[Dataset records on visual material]
_ _ _ _ _

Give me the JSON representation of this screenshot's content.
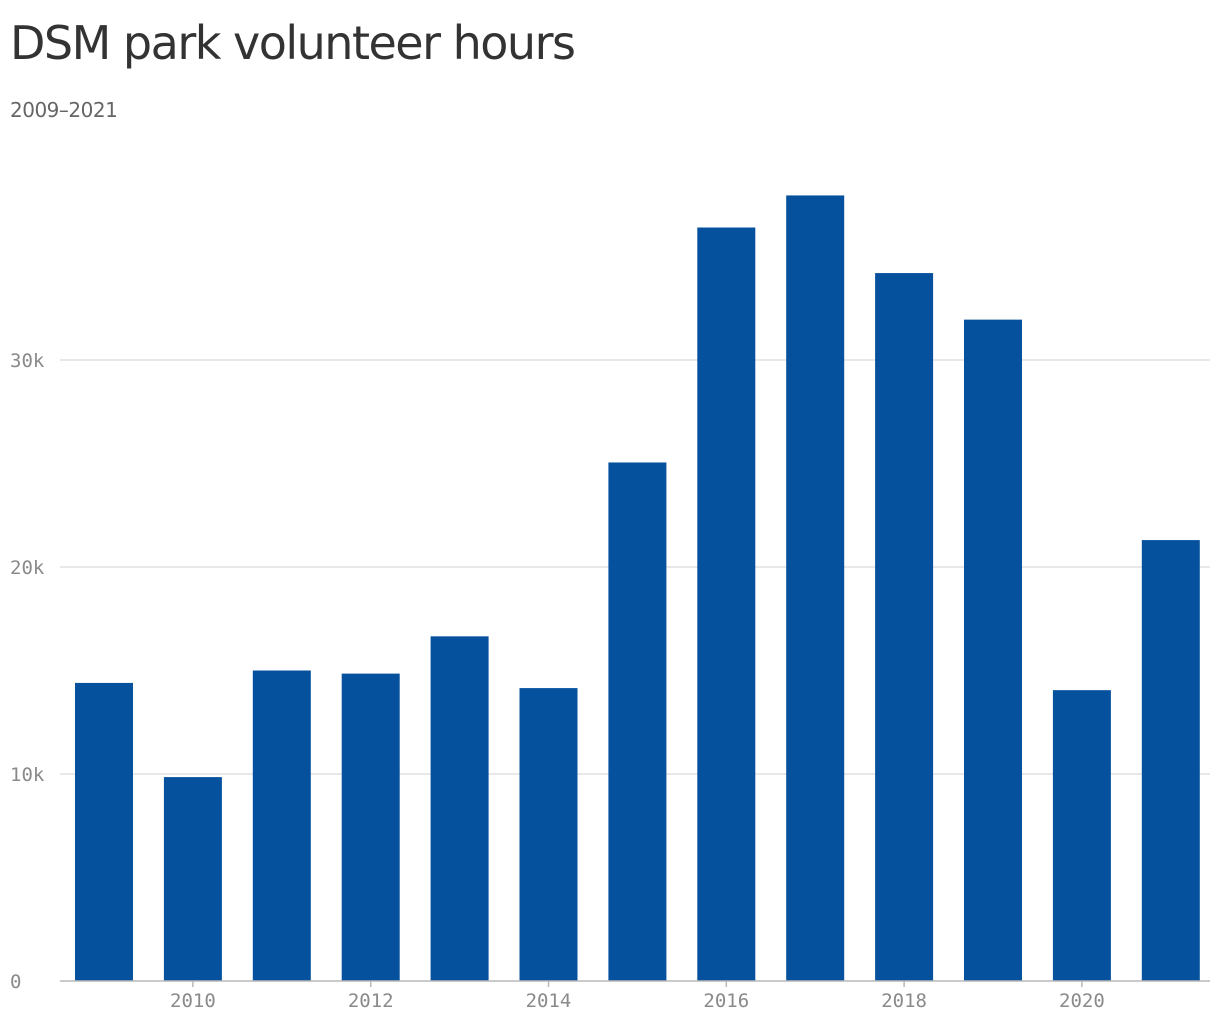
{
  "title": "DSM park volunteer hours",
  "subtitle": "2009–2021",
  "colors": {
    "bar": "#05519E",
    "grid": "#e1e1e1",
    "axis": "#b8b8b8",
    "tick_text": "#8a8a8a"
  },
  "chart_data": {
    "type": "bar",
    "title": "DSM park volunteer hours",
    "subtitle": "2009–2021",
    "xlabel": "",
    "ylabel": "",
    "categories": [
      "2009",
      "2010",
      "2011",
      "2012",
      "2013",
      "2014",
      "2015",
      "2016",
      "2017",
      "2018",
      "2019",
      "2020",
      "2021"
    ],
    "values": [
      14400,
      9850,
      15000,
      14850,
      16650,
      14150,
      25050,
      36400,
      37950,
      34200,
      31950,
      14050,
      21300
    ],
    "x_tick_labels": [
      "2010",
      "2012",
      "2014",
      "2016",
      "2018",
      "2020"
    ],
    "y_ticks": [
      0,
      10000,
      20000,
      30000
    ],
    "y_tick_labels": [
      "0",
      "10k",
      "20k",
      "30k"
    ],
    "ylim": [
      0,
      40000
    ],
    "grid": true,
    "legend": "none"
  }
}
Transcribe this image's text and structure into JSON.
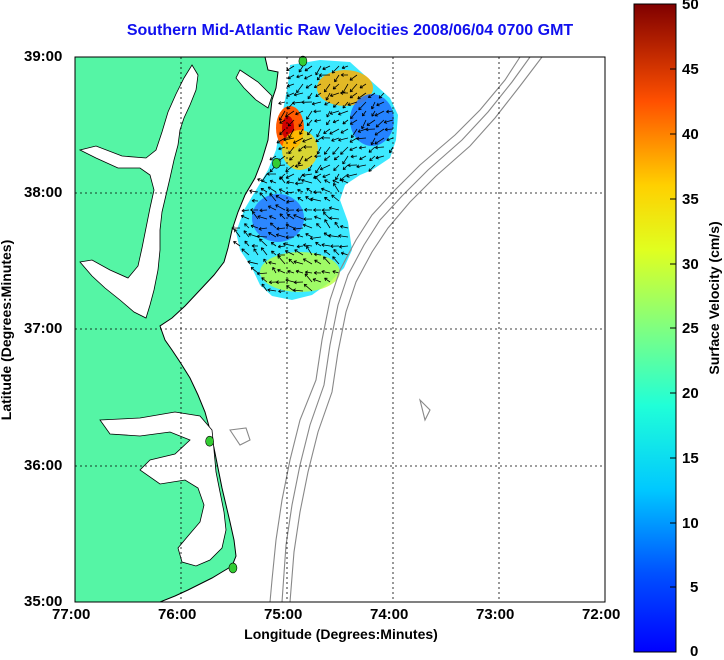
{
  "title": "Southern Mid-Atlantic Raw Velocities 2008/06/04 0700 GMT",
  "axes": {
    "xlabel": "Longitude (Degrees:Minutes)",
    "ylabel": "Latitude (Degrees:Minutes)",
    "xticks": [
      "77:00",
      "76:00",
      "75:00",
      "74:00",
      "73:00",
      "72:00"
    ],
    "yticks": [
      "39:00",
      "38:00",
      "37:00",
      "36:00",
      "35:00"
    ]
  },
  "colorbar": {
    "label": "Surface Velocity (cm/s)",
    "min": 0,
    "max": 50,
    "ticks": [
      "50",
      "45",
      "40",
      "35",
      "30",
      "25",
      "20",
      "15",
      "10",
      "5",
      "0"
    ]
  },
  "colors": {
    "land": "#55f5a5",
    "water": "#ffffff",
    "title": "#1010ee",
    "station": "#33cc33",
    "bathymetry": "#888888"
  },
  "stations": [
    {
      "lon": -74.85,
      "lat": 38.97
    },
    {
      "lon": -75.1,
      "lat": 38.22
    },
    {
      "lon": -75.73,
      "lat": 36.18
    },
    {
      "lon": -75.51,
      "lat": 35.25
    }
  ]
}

_ _ _ _ _

Task description:
Retype the listing exactly. Pictures do not belong in the copy.

Worked answer:
Give me the JSON representation of this screenshot's content.
{
  "title": "DSM park volunteer hours",
  "subtitle": "2009–2021",
  "colors": {
    "bar": "#05519E",
    "grid": "#e1e1e1",
    "axis": "#b8b8b8",
    "tick_text": "#8a8a8a"
  },
  "chart_data": {
    "type": "bar",
    "title": "DSM park volunteer hours",
    "subtitle": "2009–2021",
    "xlabel": "",
    "ylabel": "",
    "categories": [
      "2009",
      "2010",
      "2011",
      "2012",
      "2013",
      "2014",
      "2015",
      "2016",
      "2017",
      "2018",
      "2019",
      "2020",
      "2021"
    ],
    "values": [
      14400,
      9850,
      15000,
      14850,
      16650,
      14150,
      25050,
      36400,
      37950,
      34200,
      31950,
      14050,
      21300
    ],
    "x_tick_labels": [
      "2010",
      "2012",
      "2014",
      "2016",
      "2018",
      "2020"
    ],
    "y_ticks": [
      0,
      10000,
      20000,
      30000
    ],
    "y_tick_labels": [
      "0",
      "10k",
      "20k",
      "30k"
    ],
    "ylim": [
      0,
      40000
    ],
    "grid": true,
    "legend": "none"
  }
}
Transcribe this image's text and structure into JSON.
{
  "title": "Southern Mid-Atlantic Raw Velocities 2008/06/04 0700 GMT",
  "axes": {
    "xlabel": "Longitude (Degrees:Minutes)",
    "ylabel": "Latitude (Degrees:Minutes)",
    "xticks": [
      "77:00",
      "76:00",
      "75:00",
      "74:00",
      "73:00",
      "72:00"
    ],
    "yticks": [
      "39:00",
      "38:00",
      "37:00",
      "36:00",
      "35:00"
    ]
  },
  "colorbar": {
    "label": "Surface Velocity (cm/s)",
    "min": 0,
    "max": 50,
    "ticks": [
      "50",
      "45",
      "40",
      "35",
      "30",
      "25",
      "20",
      "15",
      "10",
      "5",
      "0"
    ]
  },
  "colors": {
    "land": "#55f5a5",
    "water": "#ffffff",
    "title": "#1010ee",
    "station": "#33cc33",
    "bathymetry": "#888888"
  },
  "stations": [
    {
      "lon": -74.85,
      "lat": 38.97
    },
    {
      "lon": -75.1,
      "lat": 38.22
    },
    {
      "lon": -75.73,
      "lat": 36.18
    },
    {
      "lon": -75.51,
      "lat": 35.25
    }
  ]
}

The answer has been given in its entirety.